[WHAT YOU SHOULD DO]
Each record is to be printed again precisely as it reads.

[STORED RECORDS]
§

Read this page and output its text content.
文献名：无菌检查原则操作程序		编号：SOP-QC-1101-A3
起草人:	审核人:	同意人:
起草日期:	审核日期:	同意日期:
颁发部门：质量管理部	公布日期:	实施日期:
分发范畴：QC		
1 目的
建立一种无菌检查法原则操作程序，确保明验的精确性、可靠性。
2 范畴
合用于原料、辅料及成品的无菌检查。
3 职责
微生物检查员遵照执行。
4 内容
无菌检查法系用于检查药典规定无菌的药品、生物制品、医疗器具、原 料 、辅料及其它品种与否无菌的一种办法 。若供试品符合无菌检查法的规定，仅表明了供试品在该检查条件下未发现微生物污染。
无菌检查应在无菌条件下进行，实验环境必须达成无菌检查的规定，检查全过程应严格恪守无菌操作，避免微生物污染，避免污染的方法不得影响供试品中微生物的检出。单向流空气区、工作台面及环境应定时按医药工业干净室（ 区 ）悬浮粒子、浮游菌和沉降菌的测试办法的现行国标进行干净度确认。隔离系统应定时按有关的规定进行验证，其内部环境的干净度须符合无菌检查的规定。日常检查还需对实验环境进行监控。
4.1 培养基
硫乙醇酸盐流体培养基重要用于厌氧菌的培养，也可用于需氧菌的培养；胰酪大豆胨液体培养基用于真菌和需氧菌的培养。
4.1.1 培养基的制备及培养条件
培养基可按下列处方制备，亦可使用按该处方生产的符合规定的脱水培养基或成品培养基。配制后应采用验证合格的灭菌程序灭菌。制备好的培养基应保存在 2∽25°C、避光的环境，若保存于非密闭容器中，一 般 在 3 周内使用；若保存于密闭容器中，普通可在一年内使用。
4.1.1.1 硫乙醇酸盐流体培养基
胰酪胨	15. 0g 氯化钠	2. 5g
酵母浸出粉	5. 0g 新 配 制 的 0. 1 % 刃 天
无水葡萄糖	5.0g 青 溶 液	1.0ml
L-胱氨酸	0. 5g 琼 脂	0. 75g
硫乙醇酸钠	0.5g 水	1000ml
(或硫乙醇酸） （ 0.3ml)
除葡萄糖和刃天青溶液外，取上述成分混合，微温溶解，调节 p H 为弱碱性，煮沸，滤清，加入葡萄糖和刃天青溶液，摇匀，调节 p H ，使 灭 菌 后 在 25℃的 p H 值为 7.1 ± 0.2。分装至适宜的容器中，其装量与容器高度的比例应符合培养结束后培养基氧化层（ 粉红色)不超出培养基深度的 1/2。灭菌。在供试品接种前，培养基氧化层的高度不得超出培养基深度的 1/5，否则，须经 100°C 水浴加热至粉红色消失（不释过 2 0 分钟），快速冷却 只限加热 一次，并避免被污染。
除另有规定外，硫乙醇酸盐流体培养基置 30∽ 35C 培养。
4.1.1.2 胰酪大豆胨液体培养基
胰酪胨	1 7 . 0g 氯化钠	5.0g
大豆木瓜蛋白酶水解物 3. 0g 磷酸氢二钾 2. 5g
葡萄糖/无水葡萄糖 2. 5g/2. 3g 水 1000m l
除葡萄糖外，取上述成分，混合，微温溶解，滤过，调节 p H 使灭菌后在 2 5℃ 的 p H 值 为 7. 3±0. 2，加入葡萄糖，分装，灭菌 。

§

[TASK ANSWER]
Read this page and output its text content.
文献名：无菌检查原则操作程序		编号：SOP-QC-1101-A3
起草人:	审核人:	同意人:
起草日期:	审核日期:	同意日期:
颁发部门：质量管理部	公布日期:	实施日期:
分发范畴：QC		
1 目的
建立一种无菌检查法原则操作程序，确保明验的精确性、可靠性。
2 范畴
合用于原料、辅料及成品的无菌检查。
3 职责
微生物检查员遵照执行。
4 内容
无菌检查法系用于检查药典规定无菌的药品、生物制品、医疗器具、原 料 、辅料及其它品种与否无菌的一种办法 。若供试品符合无菌检查法的规定，仅表明了供试品在该检查条件下未发现微生物污染。
无菌检查应在无菌条件下进行，实验环境必须达成无菌检查的规定，检查全过程应严格恪守无菌操作，避免微生物污染，避免污染的方法不得影响供试品中微生物的检出。单向流空气区、工作台面及环境应定时按医药工业干净室（ 区 ）悬浮粒子、浮游菌和沉降菌的测试办法的现行国标进行干净度确认。隔离系统应定时按有关的规定进行验证，其内部环境的干净度须符合无菌检查的规定。日常检查还需对实验环境进行监控。
4.1 培养基
硫乙醇酸盐流体培养基重要用于厌氧菌的培养，也可用于需氧菌的培养；胰酪大豆胨液体培养基用于真菌和需氧菌的培养。
4.1.1 培养基的制备及培养条件
培养基可按下列处方制备，亦可使用按该处方生产的符合规定的脱水培养基或成品培养基。配制后应采用验证合格的灭菌程序灭菌。制备好的培养基应保存在 2∽25°C、避光的环境，若保存于非密闭容器中，一 般 在 3 周内使用；若保存于密闭容器中，普通可在一年内使用。
4.1.1.1 硫乙醇酸盐流体培养基
胰酪胨	15. 0g 氯化钠	2. 5g
酵母浸出粉	5. 0g 新 配 制 的 0. 1 % 刃 天
无水葡萄糖	5.0g 青 溶 液	1.0ml
L-胱氨酸	0. 5g 琼 脂	0. 75g
硫乙醇酸钠	0.5g 水	1000ml
(或硫乙醇酸） （ 0.3ml)
除葡萄糖和刃天青溶液外，取上述成分混合，微温溶解，调节 p H 为弱碱性，煮沸，滤清，加入葡萄糖和刃天青溶液，摇匀，调节 p H ，使 灭 菌 后 在 25℃的 p H 值为 7.1 ± 0.2。分装至适宜的容器中，其装量与容器高度的比例应符合培养结束后培养基氧化层（ 粉红色)不超出培养基深度的 1/2。灭菌。在供试品接种前，培养基氧化层的高度不得超出培养基深度的 1/5，否则，须经 100°C 水浴加热至粉红色消失（不释过 2 0 分钟），快速冷却 只限加热 一次，并避免被污染。
除另有规定外，硫乙醇酸盐流体培养基置 30∽ 35C 培养。
4.1.1.2 胰酪大豆胨液体培养基
胰酪胨	1 7 . 0g 氯化钠	5.0g
大豆木瓜蛋白酶水解物 3. 0g 磷酸氢二钾 2. 5g
葡萄糖/无水葡萄糖 2. 5g/2. 3g 水 1000m l
除葡萄糖外，取上述成分，混合，微温溶解，滤过，调节 p H 使灭菌后在 2 5℃ 的 p H 值 为 7. 3±0. 2，加入葡萄糖，分装，灭菌 。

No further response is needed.